**** Material provided ****

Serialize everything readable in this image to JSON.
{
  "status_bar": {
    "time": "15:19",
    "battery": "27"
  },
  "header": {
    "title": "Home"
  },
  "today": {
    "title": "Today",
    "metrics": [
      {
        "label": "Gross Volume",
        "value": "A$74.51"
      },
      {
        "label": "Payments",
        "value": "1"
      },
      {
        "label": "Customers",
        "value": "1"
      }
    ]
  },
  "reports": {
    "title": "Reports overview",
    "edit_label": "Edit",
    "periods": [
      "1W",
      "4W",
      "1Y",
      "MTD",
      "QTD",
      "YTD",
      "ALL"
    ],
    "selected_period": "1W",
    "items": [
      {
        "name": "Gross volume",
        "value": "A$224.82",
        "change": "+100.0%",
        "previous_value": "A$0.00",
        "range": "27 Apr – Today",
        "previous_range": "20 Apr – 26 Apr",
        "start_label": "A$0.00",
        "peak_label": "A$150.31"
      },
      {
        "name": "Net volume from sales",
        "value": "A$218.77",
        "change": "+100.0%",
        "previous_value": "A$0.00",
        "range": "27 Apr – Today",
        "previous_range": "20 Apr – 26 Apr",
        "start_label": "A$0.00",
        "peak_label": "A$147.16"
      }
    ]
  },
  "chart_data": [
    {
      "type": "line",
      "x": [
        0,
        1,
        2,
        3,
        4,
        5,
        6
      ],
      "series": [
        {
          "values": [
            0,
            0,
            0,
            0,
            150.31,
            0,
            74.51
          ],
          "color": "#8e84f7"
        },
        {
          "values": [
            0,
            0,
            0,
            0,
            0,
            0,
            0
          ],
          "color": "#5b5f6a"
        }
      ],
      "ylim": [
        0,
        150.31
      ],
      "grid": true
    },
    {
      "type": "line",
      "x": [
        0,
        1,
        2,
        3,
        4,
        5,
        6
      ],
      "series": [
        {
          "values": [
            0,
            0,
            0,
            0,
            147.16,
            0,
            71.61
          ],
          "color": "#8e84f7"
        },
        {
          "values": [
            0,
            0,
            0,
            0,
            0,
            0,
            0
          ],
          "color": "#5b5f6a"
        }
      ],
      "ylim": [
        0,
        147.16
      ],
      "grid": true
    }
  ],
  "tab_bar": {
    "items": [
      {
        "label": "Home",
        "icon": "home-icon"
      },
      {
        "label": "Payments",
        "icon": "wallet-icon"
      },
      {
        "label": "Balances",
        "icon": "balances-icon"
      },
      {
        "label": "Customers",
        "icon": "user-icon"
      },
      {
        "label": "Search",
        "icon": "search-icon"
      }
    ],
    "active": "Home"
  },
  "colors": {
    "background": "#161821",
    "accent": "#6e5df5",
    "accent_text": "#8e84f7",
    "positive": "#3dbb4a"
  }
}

****

**Short task**: Output the listing above word for word.

**Response to this exercise**:
Serialize everything readable in this image to JSON.
{
  "status_bar": {
    "time": "15:19",
    "battery": "27"
  },
  "header": {
    "title": "Home"
  },
  "today": {
    "title": "Today",
    "metrics": [
      {
        "label": "Gross Volume",
        "value": "A$74.51"
      },
      {
        "label": "Payments",
        "value": "1"
      },
      {
        "label": "Customers",
        "value": "1"
      }
    ]
  },
  "reports": {
    "title": "Reports overview",
    "edit_label": "Edit",
    "periods": [
      "1W",
      "4W",
      "1Y",
      "MTD",
      "QTD",
      "YTD",
      "ALL"
    ],
    "selected_period": "1W",
    "items": [
      {
        "name": "Gross volume",
        "value": "A$224.82",
        "change": "+100.0%",
        "previous_value": "A$0.00",
        "range": "27 Apr – Today",
        "previous_range": "20 Apr – 26 Apr",
        "start_label": "A$0.00",
        "peak_label": "A$150.31"
      },
      {
        "name": "Net volume from sales",
        "value": "A$218.77",
        "change": "+100.0%",
        "previous_value": "A$0.00",
        "range": "27 Apr – Today",
        "previous_range": "20 Apr – 26 Apr",
        "start_label": "A$0.00",
        "peak_label": "A$147.16"
      }
    ]
  },
  "chart_data": [
    {
      "type": "line",
      "x": [
        0,
        1,
        2,
        3,
        4,
        5,
        6
      ],
      "series": [
        {
          "values": [
            0,
            0,
            0,
            0,
            150.31,
            0,
            74.51
          ],
          "color": "#8e84f7"
        },
        {
          "values": [
            0,
            0,
            0,
            0,
            0,
            0,
            0
          ],
          "color": "#5b5f6a"
        }
      ],
      "ylim": [
        0,
        150.31
      ],
      "grid": true
    },
    {
      "type": "line",
      "x": [
        0,
        1,
        2,
        3,
        4,
        5,
        6
      ],
      "series": [
        {
          "values": [
            0,
            0,
            0,
            0,
            147.16,
            0,
            71.61
          ],
          "color": "#8e84f7"
        },
        {
          "values": [
            0,
            0,
            0,
            0,
            0,
            0,
            0
          ],
          "color": "#5b5f6a"
        }
      ],
      "ylim": [
        0,
        147.16
      ],
      "grid": true
    }
  ],
  "tab_bar": {
    "items": [
      {
        "label": "Home",
        "icon": "home-icon"
      },
      {
        "label": "Payments",
        "icon": "wallet-icon"
      },
      {
        "label": "Balances",
        "icon": "balances-icon"
      },
      {
        "label": "Customers",
        "icon": "user-icon"
      },
      {
        "label": "Search",
        "icon": "search-icon"
      }
    ],
    "active": "Home"
  },
  "colors": {
    "background": "#161821",
    "accent": "#6e5df5",
    "accent_text": "#8e84f7",
    "positive": "#3dbb4a"
  }
}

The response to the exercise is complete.